▶ _Dataset excerpts_:
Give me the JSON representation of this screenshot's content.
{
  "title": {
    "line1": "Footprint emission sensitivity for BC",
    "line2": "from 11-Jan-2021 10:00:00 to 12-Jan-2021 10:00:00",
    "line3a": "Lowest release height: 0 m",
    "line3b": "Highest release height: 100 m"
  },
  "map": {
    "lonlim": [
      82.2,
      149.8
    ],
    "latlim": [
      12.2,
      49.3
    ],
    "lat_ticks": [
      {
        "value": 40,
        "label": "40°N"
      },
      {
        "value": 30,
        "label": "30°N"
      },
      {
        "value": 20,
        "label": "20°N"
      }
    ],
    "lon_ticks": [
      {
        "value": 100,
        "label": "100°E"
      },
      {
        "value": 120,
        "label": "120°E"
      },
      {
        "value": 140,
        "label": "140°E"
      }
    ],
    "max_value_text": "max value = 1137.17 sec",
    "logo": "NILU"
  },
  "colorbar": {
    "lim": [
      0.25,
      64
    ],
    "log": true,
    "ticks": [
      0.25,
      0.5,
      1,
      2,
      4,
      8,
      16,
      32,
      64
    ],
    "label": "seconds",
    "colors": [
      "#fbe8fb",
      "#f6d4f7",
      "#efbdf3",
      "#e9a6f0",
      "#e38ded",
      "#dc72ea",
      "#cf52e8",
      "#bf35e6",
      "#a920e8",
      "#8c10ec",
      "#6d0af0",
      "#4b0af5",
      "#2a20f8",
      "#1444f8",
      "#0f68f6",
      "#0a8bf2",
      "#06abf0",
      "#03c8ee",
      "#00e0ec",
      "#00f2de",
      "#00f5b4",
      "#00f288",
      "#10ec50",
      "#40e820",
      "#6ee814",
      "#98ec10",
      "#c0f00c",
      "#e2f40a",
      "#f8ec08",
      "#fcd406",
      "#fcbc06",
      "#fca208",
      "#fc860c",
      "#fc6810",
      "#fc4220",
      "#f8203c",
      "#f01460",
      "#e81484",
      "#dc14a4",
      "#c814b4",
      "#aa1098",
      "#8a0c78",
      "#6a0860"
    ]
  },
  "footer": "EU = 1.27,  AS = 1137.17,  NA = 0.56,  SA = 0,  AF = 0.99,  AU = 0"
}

▶ _Directive_: Write out each line of the data above again, exactly as given.

▶ _Output_:
Give me the JSON representation of this screenshot's content.
{
  "title": {
    "line1": "Footprint emission sensitivity for BC",
    "line2": "from 11-Jan-2021 10:00:00 to 12-Jan-2021 10:00:00",
    "line3a": "Lowest release height: 0 m",
    "line3b": "Highest release height: 100 m"
  },
  "map": {
    "lonlim": [
      82.2,
      149.8
    ],
    "latlim": [
      12.2,
      49.3
    ],
    "lat_ticks": [
      {
        "value": 40,
        "label": "40°N"
      },
      {
        "value": 30,
        "label": "30°N"
      },
      {
        "value": 20,
        "label": "20°N"
      }
    ],
    "lon_ticks": [
      {
        "value": 100,
        "label": "100°E"
      },
      {
        "value": 120,
        "label": "120°E"
      },
      {
        "value": 140,
        "label": "140°E"
      }
    ],
    "max_value_text": "max value = 1137.17 sec",
    "logo": "NILU"
  },
  "colorbar": {
    "lim": [
      0.25,
      64
    ],
    "log": true,
    "ticks": [
      0.25,
      0.5,
      1,
      2,
      4,
      8,
      16,
      32,
      64
    ],
    "label": "seconds",
    "colors": [
      "#fbe8fb",
      "#f6d4f7",
      "#efbdf3",
      "#e9a6f0",
      "#e38ded",
      "#dc72ea",
      "#cf52e8",
      "#bf35e6",
      "#a920e8",
      "#8c10ec",
      "#6d0af0",
      "#4b0af5",
      "#2a20f8",
      "#1444f8",
      "#0f68f6",
      "#0a8bf2",
      "#06abf0",
      "#03c8ee",
      "#00e0ec",
      "#00f2de",
      "#00f5b4",
      "#00f288",
      "#10ec50",
      "#40e820",
      "#6ee814",
      "#98ec10",
      "#c0f00c",
      "#e2f40a",
      "#f8ec08",
      "#fcd406",
      "#fcbc06",
      "#fca208",
      "#fc860c",
      "#fc6810",
      "#fc4220",
      "#f8203c",
      "#f01460",
      "#e81484",
      "#dc14a4",
      "#c814b4",
      "#aa1098",
      "#8a0c78",
      "#6a0860"
    ]
  },
  "footer": "EU = 1.27,  AS = 1137.17,  NA = 0.56,  SA = 0,  AF = 0.99,  AU = 0"
}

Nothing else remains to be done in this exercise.